Directions for this task: Only lines holding the string "subscript" are wanted; copy each one from the material.

Listed entries:

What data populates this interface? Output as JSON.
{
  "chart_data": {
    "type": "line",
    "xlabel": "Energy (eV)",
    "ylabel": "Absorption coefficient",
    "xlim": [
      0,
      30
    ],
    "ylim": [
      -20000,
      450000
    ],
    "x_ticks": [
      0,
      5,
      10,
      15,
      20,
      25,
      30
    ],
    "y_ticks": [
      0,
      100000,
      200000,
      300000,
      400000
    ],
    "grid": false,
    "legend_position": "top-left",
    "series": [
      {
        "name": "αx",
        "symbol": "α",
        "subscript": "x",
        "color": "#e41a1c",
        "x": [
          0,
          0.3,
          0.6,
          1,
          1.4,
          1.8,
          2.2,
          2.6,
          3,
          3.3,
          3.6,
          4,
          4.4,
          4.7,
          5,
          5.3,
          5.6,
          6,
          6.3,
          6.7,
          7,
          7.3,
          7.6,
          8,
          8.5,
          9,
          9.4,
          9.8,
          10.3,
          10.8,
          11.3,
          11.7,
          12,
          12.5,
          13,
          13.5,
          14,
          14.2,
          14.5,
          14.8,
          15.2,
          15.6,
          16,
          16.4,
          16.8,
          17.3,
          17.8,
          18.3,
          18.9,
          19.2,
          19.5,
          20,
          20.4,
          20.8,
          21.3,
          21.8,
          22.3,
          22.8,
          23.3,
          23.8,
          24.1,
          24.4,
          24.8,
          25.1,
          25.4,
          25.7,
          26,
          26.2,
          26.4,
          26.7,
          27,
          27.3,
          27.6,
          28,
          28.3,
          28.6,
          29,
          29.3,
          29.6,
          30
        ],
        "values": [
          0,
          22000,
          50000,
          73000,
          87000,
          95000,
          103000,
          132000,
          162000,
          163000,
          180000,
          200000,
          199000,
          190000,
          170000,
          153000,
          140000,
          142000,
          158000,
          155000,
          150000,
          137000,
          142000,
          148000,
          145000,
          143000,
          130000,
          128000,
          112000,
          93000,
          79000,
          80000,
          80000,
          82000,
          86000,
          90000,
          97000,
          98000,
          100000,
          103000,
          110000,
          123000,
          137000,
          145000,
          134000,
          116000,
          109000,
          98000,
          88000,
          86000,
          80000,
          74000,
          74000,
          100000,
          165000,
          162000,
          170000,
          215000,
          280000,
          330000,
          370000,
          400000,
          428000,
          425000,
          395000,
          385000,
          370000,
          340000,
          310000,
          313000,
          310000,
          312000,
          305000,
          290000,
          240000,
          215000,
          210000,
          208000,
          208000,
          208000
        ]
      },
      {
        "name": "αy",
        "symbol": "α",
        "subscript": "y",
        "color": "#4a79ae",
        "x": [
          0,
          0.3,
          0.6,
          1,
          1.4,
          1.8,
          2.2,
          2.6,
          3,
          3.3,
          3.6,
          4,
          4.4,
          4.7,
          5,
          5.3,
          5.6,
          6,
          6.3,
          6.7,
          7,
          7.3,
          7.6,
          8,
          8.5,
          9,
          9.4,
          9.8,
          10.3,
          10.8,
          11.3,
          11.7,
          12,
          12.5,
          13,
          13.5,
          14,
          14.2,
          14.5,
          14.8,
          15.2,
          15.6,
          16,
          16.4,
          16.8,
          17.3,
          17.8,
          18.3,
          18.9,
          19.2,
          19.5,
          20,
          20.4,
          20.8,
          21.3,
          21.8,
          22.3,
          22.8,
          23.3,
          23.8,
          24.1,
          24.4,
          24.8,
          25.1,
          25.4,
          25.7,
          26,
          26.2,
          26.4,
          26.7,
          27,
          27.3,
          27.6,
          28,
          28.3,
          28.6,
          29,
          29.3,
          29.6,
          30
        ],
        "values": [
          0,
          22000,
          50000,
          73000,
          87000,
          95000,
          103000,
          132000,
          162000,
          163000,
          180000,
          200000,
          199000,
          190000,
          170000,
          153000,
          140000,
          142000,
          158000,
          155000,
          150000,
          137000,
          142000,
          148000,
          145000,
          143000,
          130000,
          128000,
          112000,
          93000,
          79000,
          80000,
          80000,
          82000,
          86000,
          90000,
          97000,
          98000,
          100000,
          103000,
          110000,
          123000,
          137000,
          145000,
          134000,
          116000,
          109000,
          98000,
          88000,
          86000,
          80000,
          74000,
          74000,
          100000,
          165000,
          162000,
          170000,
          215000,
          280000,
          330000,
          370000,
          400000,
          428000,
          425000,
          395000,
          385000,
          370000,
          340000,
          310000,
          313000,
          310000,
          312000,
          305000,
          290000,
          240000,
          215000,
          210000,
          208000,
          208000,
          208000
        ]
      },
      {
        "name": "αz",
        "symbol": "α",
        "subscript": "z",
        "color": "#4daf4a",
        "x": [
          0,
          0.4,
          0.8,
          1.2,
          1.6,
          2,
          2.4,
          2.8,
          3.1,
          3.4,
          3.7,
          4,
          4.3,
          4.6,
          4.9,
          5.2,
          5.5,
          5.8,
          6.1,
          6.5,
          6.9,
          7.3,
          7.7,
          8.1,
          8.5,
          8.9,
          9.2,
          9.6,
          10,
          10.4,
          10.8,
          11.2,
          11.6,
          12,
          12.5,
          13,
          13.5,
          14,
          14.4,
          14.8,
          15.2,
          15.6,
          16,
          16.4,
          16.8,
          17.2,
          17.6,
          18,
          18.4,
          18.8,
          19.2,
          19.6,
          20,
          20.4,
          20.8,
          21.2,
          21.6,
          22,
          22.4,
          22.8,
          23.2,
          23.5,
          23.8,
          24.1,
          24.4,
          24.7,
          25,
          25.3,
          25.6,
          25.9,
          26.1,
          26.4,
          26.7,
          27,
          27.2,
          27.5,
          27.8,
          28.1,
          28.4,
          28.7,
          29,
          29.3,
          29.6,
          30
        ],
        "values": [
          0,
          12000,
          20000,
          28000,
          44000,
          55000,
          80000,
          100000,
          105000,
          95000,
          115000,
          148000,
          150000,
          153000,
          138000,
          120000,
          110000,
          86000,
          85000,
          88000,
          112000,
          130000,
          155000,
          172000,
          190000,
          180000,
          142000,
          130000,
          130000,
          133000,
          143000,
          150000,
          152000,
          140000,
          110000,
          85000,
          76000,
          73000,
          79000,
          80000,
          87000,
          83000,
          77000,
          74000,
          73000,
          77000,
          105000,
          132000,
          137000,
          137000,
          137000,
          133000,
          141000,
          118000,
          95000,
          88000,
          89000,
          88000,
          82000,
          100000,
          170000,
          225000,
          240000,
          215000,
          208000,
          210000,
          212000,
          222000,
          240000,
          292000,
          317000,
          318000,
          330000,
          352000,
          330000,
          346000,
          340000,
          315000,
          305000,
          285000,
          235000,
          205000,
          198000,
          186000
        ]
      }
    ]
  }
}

Solution to this task:
        "subscript": "x",
        "subscript": "y",
        "subscript": "z",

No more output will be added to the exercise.